What to do:
In the listing below, find every line containing "inblandade" and copy it out.

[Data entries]
--- START ---

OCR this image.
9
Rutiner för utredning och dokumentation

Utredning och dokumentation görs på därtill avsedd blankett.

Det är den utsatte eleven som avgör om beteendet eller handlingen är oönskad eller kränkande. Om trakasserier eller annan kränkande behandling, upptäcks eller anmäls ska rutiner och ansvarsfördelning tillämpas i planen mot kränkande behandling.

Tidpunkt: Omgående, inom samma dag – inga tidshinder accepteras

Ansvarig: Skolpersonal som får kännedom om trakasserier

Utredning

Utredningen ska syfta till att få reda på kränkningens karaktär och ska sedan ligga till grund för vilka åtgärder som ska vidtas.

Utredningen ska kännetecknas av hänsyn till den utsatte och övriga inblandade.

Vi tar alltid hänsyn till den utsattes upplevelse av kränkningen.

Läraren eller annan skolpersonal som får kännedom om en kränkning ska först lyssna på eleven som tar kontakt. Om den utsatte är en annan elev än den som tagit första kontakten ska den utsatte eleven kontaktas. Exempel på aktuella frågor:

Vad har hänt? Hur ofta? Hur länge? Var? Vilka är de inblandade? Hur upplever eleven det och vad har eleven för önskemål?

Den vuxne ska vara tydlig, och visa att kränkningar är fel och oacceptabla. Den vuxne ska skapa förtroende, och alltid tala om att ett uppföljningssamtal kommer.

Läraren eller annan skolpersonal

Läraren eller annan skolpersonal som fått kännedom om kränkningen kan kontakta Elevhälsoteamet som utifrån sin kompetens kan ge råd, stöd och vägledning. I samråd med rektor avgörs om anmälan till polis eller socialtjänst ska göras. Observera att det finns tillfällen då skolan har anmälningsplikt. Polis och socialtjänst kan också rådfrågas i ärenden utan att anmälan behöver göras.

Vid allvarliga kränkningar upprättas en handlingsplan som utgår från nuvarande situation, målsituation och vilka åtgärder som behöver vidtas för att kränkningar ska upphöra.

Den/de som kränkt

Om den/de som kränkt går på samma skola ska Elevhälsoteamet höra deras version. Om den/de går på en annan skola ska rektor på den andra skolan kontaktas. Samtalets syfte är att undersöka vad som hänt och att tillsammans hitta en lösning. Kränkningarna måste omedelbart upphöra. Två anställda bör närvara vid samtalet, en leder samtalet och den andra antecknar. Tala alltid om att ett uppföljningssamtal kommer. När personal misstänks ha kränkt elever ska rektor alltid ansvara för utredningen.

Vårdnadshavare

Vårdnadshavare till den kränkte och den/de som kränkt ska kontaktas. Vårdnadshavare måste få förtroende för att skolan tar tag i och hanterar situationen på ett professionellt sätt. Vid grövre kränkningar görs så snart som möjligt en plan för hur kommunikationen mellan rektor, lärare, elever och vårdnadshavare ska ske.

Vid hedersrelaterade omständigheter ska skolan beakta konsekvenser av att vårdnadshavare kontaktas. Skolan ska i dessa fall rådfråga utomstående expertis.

--- END ---

Full solution:
Utredningen ska kännetecknas av hänsyn till den utsatte och övriga inblandade.
Vad har hänt? Hur ofta? Hur länge? Var? Vilka är de inblandade? Hur upplever eleven det och vad har eleven för önskemål?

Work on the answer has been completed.